## BEGIN Records

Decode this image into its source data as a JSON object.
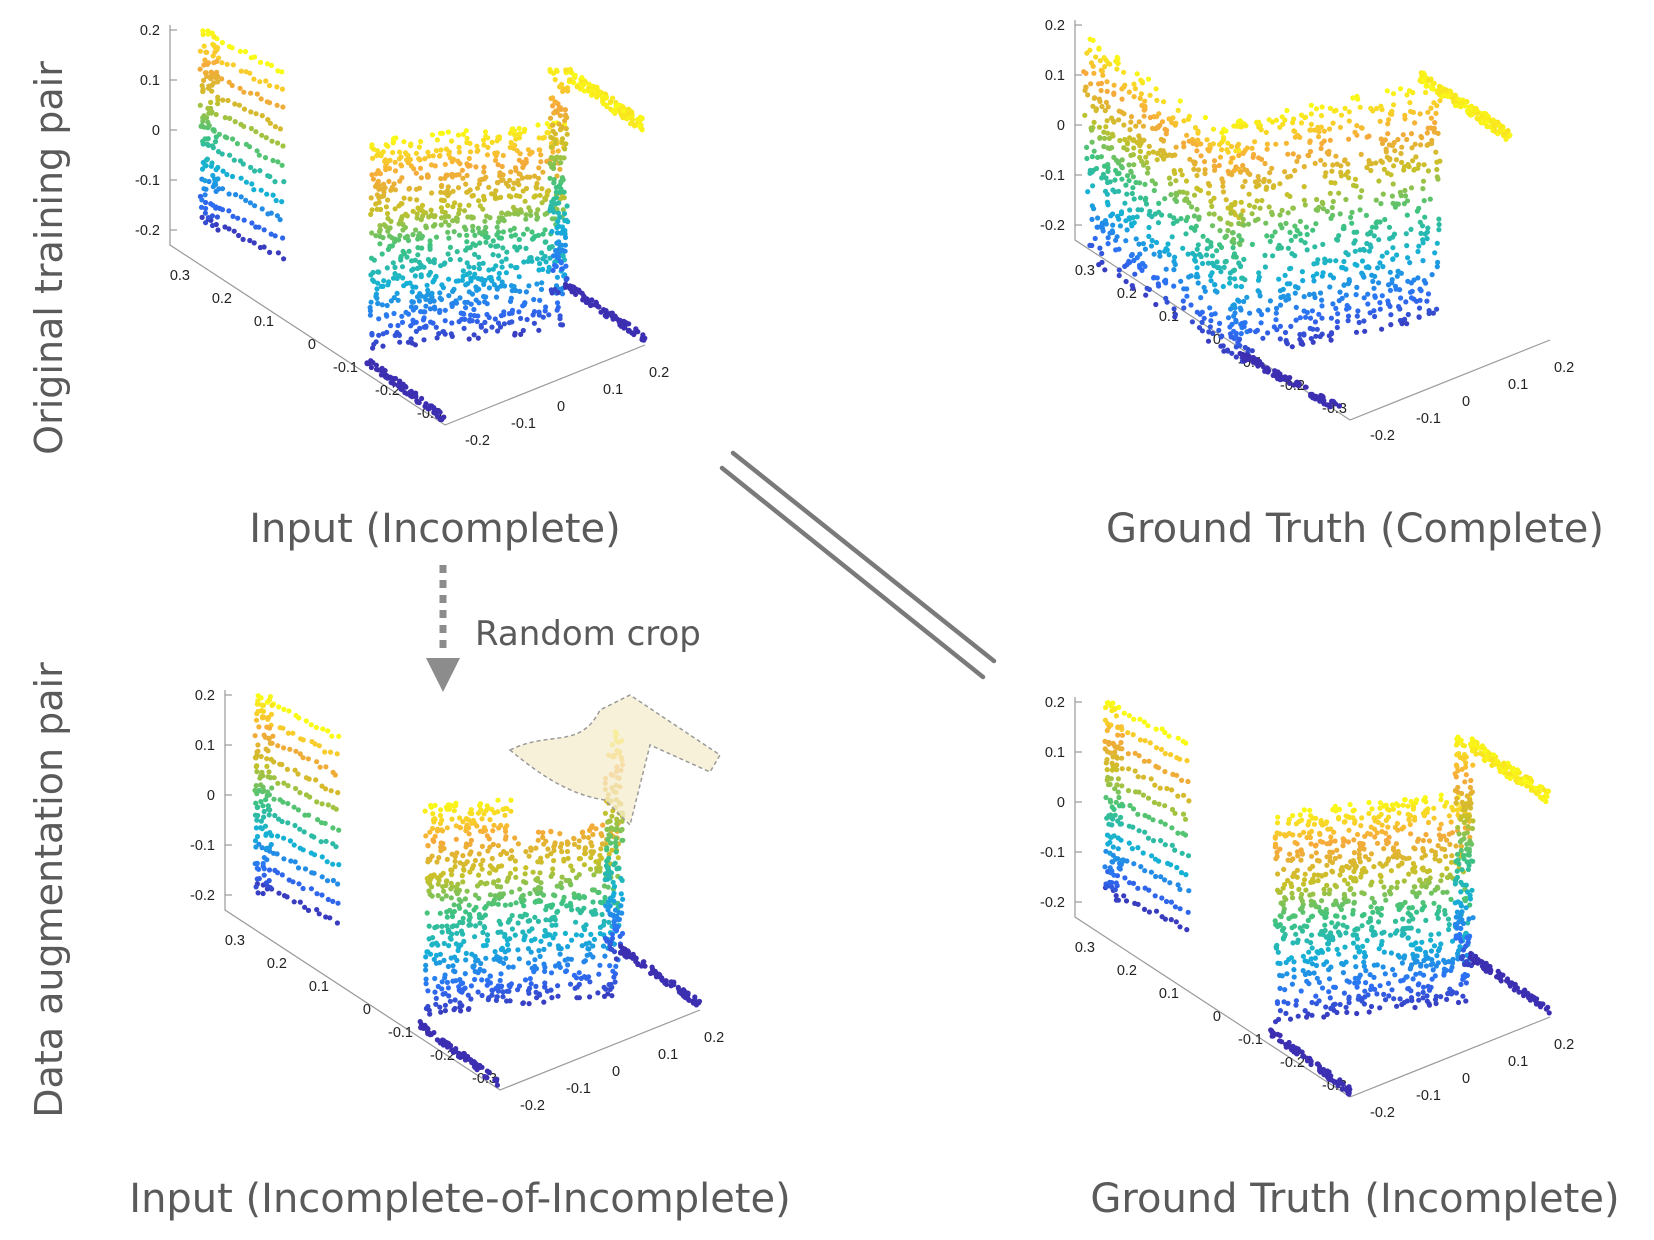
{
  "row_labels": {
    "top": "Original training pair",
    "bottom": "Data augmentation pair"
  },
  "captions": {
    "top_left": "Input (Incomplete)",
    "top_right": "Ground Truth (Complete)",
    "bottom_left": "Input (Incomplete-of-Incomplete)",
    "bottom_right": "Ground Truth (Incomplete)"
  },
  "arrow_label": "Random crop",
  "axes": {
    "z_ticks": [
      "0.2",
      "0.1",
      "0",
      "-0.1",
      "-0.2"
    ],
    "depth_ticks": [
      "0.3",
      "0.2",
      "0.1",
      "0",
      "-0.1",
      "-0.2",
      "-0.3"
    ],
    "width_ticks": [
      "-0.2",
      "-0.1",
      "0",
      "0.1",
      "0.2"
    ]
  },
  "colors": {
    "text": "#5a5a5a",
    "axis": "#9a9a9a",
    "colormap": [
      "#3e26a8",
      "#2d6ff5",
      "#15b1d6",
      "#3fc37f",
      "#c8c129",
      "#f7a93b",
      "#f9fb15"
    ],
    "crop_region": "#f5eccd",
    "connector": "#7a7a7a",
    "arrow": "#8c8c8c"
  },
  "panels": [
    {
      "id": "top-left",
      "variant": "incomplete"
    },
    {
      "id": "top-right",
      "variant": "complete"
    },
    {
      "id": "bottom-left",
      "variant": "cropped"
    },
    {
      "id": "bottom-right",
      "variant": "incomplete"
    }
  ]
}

## END Records

Written exercise. Every line above that contains the word "Input" should be reported.

Full response.
    "top_left": "Input (Incomplete)",
    "bottom_left": "Input (Incomplete-of-Incomplete)",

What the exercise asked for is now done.